Collection entries
----
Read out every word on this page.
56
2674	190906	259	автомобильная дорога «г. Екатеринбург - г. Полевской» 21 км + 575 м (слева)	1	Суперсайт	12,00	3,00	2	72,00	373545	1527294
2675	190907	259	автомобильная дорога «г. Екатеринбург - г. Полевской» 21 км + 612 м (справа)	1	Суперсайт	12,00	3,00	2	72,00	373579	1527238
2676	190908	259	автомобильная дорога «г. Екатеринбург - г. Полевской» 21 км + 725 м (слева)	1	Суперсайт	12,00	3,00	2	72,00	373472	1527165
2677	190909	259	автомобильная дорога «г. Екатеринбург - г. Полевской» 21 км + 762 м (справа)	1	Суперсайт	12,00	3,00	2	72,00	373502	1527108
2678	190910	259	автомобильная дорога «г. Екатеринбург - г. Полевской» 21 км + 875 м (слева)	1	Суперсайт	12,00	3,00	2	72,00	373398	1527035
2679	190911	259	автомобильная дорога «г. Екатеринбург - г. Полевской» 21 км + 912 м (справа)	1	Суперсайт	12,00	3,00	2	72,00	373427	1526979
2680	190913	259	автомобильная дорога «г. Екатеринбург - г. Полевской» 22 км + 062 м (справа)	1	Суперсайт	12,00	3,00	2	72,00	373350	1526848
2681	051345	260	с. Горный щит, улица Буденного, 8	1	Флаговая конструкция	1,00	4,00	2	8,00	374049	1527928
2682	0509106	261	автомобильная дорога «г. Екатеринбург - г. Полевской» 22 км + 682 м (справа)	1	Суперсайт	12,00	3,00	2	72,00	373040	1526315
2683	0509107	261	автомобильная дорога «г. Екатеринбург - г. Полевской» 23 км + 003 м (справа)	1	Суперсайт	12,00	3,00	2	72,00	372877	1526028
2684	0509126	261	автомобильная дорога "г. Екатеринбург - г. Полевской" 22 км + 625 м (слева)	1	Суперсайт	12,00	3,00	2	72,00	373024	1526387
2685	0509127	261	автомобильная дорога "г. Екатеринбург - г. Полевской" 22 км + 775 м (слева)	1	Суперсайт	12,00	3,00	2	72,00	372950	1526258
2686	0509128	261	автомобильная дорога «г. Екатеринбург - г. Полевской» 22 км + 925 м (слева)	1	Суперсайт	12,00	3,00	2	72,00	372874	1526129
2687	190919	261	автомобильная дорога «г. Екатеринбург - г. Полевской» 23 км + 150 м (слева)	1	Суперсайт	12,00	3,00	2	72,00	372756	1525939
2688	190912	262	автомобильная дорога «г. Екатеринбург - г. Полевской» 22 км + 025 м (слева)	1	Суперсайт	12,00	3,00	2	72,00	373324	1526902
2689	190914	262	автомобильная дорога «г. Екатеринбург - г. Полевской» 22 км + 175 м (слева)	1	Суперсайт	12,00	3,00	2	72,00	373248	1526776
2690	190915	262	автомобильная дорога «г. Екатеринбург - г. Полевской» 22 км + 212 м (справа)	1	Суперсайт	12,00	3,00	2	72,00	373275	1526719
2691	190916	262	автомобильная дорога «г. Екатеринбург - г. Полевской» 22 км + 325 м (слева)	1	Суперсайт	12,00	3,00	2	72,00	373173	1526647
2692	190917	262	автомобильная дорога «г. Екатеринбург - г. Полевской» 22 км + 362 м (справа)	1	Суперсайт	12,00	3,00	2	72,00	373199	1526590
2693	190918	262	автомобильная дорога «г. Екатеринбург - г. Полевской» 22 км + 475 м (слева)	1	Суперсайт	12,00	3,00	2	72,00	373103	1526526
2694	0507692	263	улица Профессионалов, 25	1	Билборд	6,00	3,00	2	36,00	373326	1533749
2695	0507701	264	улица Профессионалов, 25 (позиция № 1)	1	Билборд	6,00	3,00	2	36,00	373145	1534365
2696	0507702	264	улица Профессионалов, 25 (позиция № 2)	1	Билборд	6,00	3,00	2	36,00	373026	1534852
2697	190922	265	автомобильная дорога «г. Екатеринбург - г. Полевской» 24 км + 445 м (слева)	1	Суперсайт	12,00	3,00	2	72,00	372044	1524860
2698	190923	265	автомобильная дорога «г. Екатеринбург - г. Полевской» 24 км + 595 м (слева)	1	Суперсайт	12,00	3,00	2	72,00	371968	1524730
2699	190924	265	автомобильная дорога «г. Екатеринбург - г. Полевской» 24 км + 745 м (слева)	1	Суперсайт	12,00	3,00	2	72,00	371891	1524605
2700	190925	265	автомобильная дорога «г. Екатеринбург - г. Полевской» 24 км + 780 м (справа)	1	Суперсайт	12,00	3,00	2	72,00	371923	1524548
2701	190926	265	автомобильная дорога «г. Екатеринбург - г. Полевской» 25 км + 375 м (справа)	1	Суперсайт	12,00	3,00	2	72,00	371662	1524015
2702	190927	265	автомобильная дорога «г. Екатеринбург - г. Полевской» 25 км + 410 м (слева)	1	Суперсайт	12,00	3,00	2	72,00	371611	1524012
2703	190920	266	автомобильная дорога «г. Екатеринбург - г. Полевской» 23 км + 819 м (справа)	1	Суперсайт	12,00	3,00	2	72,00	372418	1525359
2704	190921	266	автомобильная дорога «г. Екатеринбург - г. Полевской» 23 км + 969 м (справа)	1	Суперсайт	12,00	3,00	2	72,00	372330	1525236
----
Select every line where the word "позиция" occurs.

Exercise solution —
2695	0507701	264	улица Профессионалов, 25 (позиция № 1)	1	Билборд	6,00	3,00	2	36,00	373145	1534365
2696	0507702	264	улица Профессионалов, 25 (позиция № 2)	1	Билборд	6,00	3,00	2	36,00	373026	1534852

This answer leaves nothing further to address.